TASK INSTRUCTIONS:
Find every line of the records that has "thuốc" and return it.

===== DATA EXCERPTS

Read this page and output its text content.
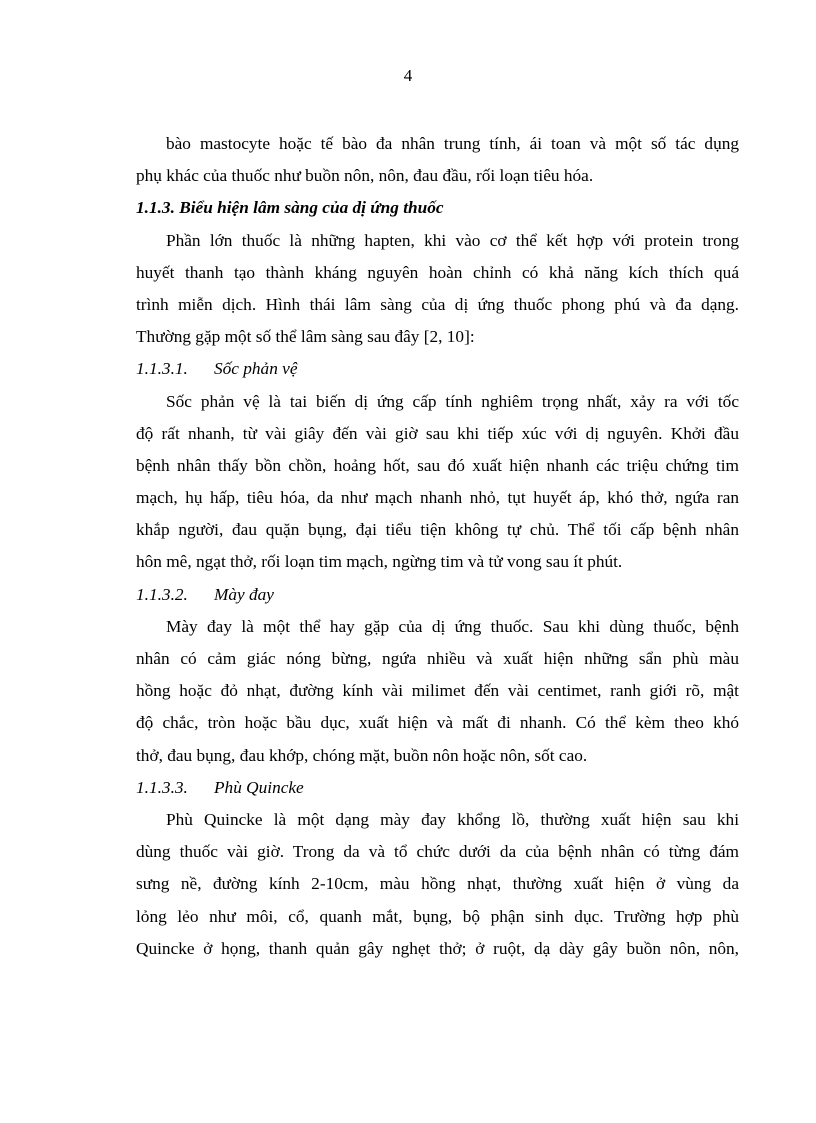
4
bào mastocyte hoặc tế bào đa nhân trung tính, ái toan và một số tác dụng
phụ khác của thuốc như buồn nôn, nôn, đau đầu, rối loạn tiêu hóa.
1.1.3. Biểu hiện lâm sàng của dị ứng thuốc
Phần lớn thuốc là những hapten, khi vào cơ thể kết hợp với protein trong
huyết thanh tạo thành kháng nguyên hoàn chỉnh có khả năng kích thích quá
trình miễn dịch. Hình thái lâm sàng của dị ứng thuốc phong phú và đa dạng.
Thường gặp một số thể lâm sàng sau đây [2, 10]:
1.1.3.1. Sốc phản vệ
Sốc phản vệ là tai biến dị ứng cấp tính nghiêm trọng nhất, xảy ra với tốc
độ rất nhanh, từ vài giây đến vài giờ sau khi tiếp xúc với dị nguyên. Khởi đầu
bệnh nhân thấy bồn chồn, hoảng hốt, sau đó xuất hiện nhanh các triệu chứng tim
mạch, hụ hấp, tiêu hóa, da như mạch nhanh nhỏ, tụt huyết áp, khó thở, ngứa ran
khắp người, đau quặn bụng, đại tiểu tiện không tự chủ. Thể tối cấp bệnh nhân
hôn mê, ngạt thở, rối loạn tim mạch, ngừng tim và tử vong sau ít phút.
1.1.3.2. Mày đay
Mày đay là một thể hay gặp của dị ứng thuốc. Sau khi dùng thuốc, bệnh
nhân có cảm giác nóng bừng, ngứa nhiều và xuất hiện những sẩn phù màu
hồng hoặc đỏ nhạt, đường kính vài milimet đến vài centimet, ranh giới rõ, mật
độ chắc, tròn hoặc bầu dục, xuất hiện và mất đi nhanh. Có thể kèm theo khó
thở, đau bụng, đau khớp, chóng mặt, buồn nôn hoặc nôn, sốt cao.
1.1.3.3. Phù Quincke
Phù Quincke là một dạng mày đay khổng lồ, thường xuất hiện sau khi
dùng thuốc vài giờ. Trong da và tổ chức dưới da của bệnh nhân có từng đám
sưng nề, đường kính 2-10cm, màu hồng nhạt, thường xuất hiện ở vùng da
lỏng lẻo như môi, cổ, quanh mắt, bụng, bộ phận sinh dục. Trường hợp phù
Quincke ở họng, thanh quản gây nghẹt thở; ở ruột, dạ dày gây buồn nôn, nôn,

==========

FINISHED TASK:
phụ khác của thuốc như buồn nôn, nôn, đau đầu, rối loạn tiêu hóa.
1.1.3. Biểu hiện lâm sàng của dị ứng thuốc
Phần lớn thuốc là những hapten, khi vào cơ thể kết hợp với protein trong
trình miễn dịch. Hình thái lâm sàng của dị ứng thuốc phong phú và đa dạng.
Mày đay là một thể hay gặp của dị ứng thuốc. Sau khi dùng thuốc, bệnh
dùng thuốc vài giờ. Trong da và tổ chức dưới da của bệnh nhân có từng đám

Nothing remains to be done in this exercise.